• Text segment:

-------

It is also worth facing up to the difficulty of the question ‘where are the borderlines between originality and authenticity?’ In a sense, true originality is extremely rare. In most disciplines, it is seldom possible to write anything without having already been influenced by what has been done before, what has been read, what has been heard, and so on.

More assessment terminology: norm-referenced, criterion-referenced, formative, summative.

Norm-referenced versus criterion-referenced

This is simple to describe—but hard to get right! Norm-referenced assessment could be described as a way of creaming off the top layer of the students who gain the highest level of achievement, and so on, with always about the same proportion achieving this highest grade. Criterion-referenced assessment would allow all of the students to achieve the ‘highest’ award if they all reached the relevant standard. We all know that in some cohorts, many more students are worthy of achieving the top standard than in others. Criterion-referenced assessment is, therefore, more objective, but in the competitive world we live in, rank-order creeps in, and with it a tendency to revert to norm-referencing.

Summative and formative assessment

‘Summative’ assessment is often described as end-of-studies assessment—in other words, a measure of how far our students have got in their learning. ‘Formative’ assessment is more about using assessment along the journey of learning, so that students can learn from their mistakes, remedy their deficiencies, and advance their learning. In formative assessment, it is our feedback that is more important than the scores or grades. In particular, it is the feed-forward that is the critically useful part of feedback—the guidance to students about how exactly to go about improving their learning and their performance. But, in a way, all assessment is at least to some extent formative, as even exam marks or grades give students at least a little information about how their learning is going. And all the assessment elements which count towards students’ qualifications are, to some extent, summative. It would probably be wise for us to stop fussing about which assessment elements were intended to be formative or summative, and to concentrate on giving students useful feedback on all the elements of their work which are assessed.

Learning from experience

We all learn from our efforts at designing and implementing assessment. But this is slow, and many wheels end up being reinvented, and many mistakes are repeated. That’s where this collection of case studies comes in. You now have the opportunity to learn from the experiences of a worthy collection of colleagues, and you can avoid reinventing at least some of the wheels, and avoid repeating many of the mistakes.

I shall end this preamble by simply suggesting that as you peruse each case study in this book, you keep asking yourself “what can I use from this, with my own students in my own discipline, to make my own assessment systems, processes, practices and instruments better?”

-------

(Dataset rows)
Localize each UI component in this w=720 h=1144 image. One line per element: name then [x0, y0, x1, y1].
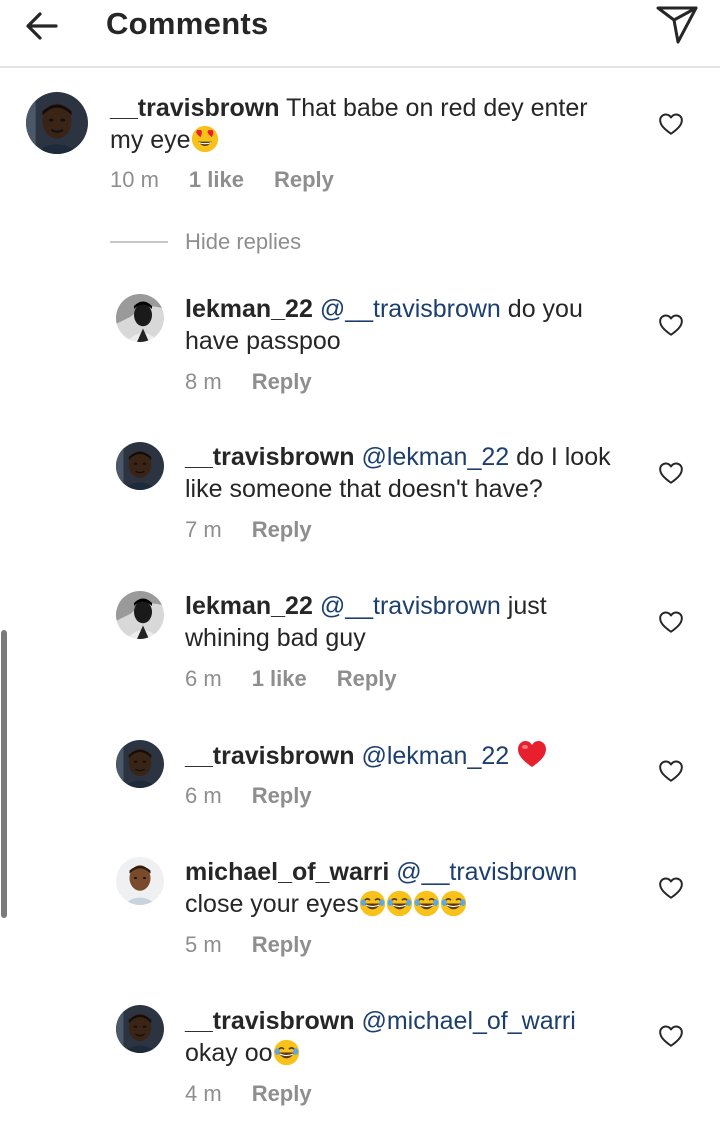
comment-username[interactable]: __travisbrown	[110, 94, 280, 122]
red-heart-emoji	[516, 739, 548, 769]
reply-body: do you	[500, 295, 583, 323]
direct-send-icon[interactable]	[654, 4, 700, 46]
header-bar: Comments	[0, 0, 720, 68]
tears-of-joy-emoji	[386, 890, 413, 917]
reply-meta: 5 m Reply	[185, 932, 342, 958]
reply-username[interactable]: lekman_22	[185, 592, 313, 620]
page-title: Comments	[106, 6, 269, 41]
reply-button[interactable]: Reply	[252, 1081, 312, 1106]
heart-outline-icon[interactable]	[658, 876, 684, 900]
reply-mention[interactable]: @michael_of_warri	[361, 1007, 575, 1035]
avatar[interactable]	[116, 591, 164, 639]
reply-text: michael_of_warri @__travisbrown close yo…	[185, 856, 635, 920]
reply-meta: 4 m Reply	[185, 1081, 342, 1107]
hide-replies-button[interactable]: Hide replies	[185, 229, 301, 255]
reply-meta: 8 m Reply	[185, 369, 342, 395]
comment-meta: 10 m 1 like Reply	[110, 167, 364, 193]
reply-button[interactable]: Reply	[252, 517, 312, 542]
reply-meta: 6 m Reply	[185, 783, 342, 809]
reply-text: __travisbrown @lekman_22	[185, 739, 635, 772]
arrow-left-icon[interactable]	[22, 8, 62, 44]
reply-button[interactable]: Reply	[252, 932, 312, 957]
avatar[interactable]	[116, 294, 164, 342]
tears-of-joy-emoji	[440, 890, 467, 917]
reply-meta: 6 m 1 like Reply	[185, 666, 427, 692]
reply-mention[interactable]: @lekman_22	[361, 443, 509, 471]
reply-body	[509, 742, 516, 770]
reply-meta: 7 m Reply	[185, 517, 342, 543]
reply-text: lekman_22 @__travisbrown do you have pas…	[185, 293, 635, 357]
reply-body: just	[500, 592, 547, 620]
reply-text: __travisbrown @michael_of_warri okay oo	[185, 1005, 635, 1069]
reply-time: 6 m	[185, 783, 222, 808]
heart-outline-icon[interactable]	[658, 313, 684, 337]
reply-button[interactable]: Reply	[252, 783, 312, 808]
reply-body-cont: like someone that doesn't have?	[185, 475, 543, 503]
reply-text: __travisbrown @lekman_22 do I look like …	[185, 441, 635, 505]
avatar[interactable]	[116, 740, 164, 788]
reply-body-cont: have passpoo	[185, 327, 341, 355]
reply-button[interactable]: Reply	[252, 369, 312, 394]
reply-username[interactable]: michael_of_warri	[185, 858, 389, 886]
tears-of-joy-emoji	[273, 1039, 300, 1066]
divider	[110, 241, 168, 243]
heart-outline-icon[interactable]	[658, 610, 684, 634]
reply-username[interactable]: __travisbrown	[185, 742, 355, 770]
reply-username[interactable]: __travisbrown	[185, 443, 355, 471]
comment-time: 10 m	[110, 167, 159, 192]
reply-time: 6 m	[185, 666, 222, 691]
heart-outline-icon[interactable]	[658, 759, 684, 783]
heart-eyes-emoji	[191, 125, 219, 153]
reply-text: lekman_22 @__travisbrown just whining ba…	[185, 590, 635, 654]
reply-body-cont: whining bad guy	[185, 624, 366, 652]
reply-mention[interactable]: @__travisbrown	[396, 858, 577, 886]
reply-time: 5 m	[185, 932, 222, 957]
reply-time: 4 m	[185, 1081, 222, 1106]
reply-time: 8 m	[185, 369, 222, 394]
heart-outline-icon[interactable]	[658, 112, 684, 136]
likes-count[interactable]: 1 like	[189, 167, 244, 192]
reply-mention[interactable]: @__travisbrown	[320, 295, 501, 323]
comment-body-cont: my eye	[110, 126, 191, 154]
reply-button[interactable]: Reply	[337, 666, 397, 691]
reply-body-cont: close your eyes	[185, 890, 359, 918]
reply-body-cont: okay oo	[185, 1039, 273, 1067]
reply-username[interactable]: __travisbrown	[185, 1007, 355, 1035]
reply-mention[interactable]: @lekman_22	[361, 742, 509, 770]
reply-time: 7 m	[185, 517, 222, 542]
comment-text: __travisbrown That babe on red dey enter…	[110, 92, 630, 156]
tears-of-joy-emoji	[359, 890, 386, 917]
scrollbar[interactable]	[1, 630, 7, 918]
heart-outline-icon[interactable]	[658, 1024, 684, 1048]
reply-body: do I look	[509, 443, 611, 471]
likes-count[interactable]: 1 like	[252, 666, 307, 691]
avatar[interactable]	[116, 1005, 164, 1053]
comment-body: That babe on red dey enter	[279, 94, 588, 122]
reply-username[interactable]: lekman_22	[185, 295, 313, 323]
avatar[interactable]	[116, 442, 164, 490]
reply-mention[interactable]: @__travisbrown	[320, 592, 501, 620]
avatar[interactable]	[26, 92, 88, 154]
reply-button[interactable]: Reply	[274, 167, 334, 192]
avatar[interactable]	[116, 857, 164, 905]
heart-outline-icon[interactable]	[658, 461, 684, 485]
tears-of-joy-emoji	[413, 890, 440, 917]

-------

• Exercise:
Reproduce the passage on assessment word for word, taking everything from "This is simple" down to "revert to norm-referencing.".

• Final result:
This is simple to describe—but hard to get right! Norm-referenced assessment could be described as a way of creaming off the top layer of the students who gain the highest level of achievement, and so on, with always about the same proportion achieving this highest grade. Criterion-referenced assessment would allow all of the students to achieve the ‘highest’ award if they all reached the relevant standard. We all know that in some cohorts, many more students are worthy of achieving the top standard than in others. Criterion-referenced assessment is, therefore, more objective, but in the competitive world we live in, rank-order creeps in, and with it a tendency to revert to norm-referencing.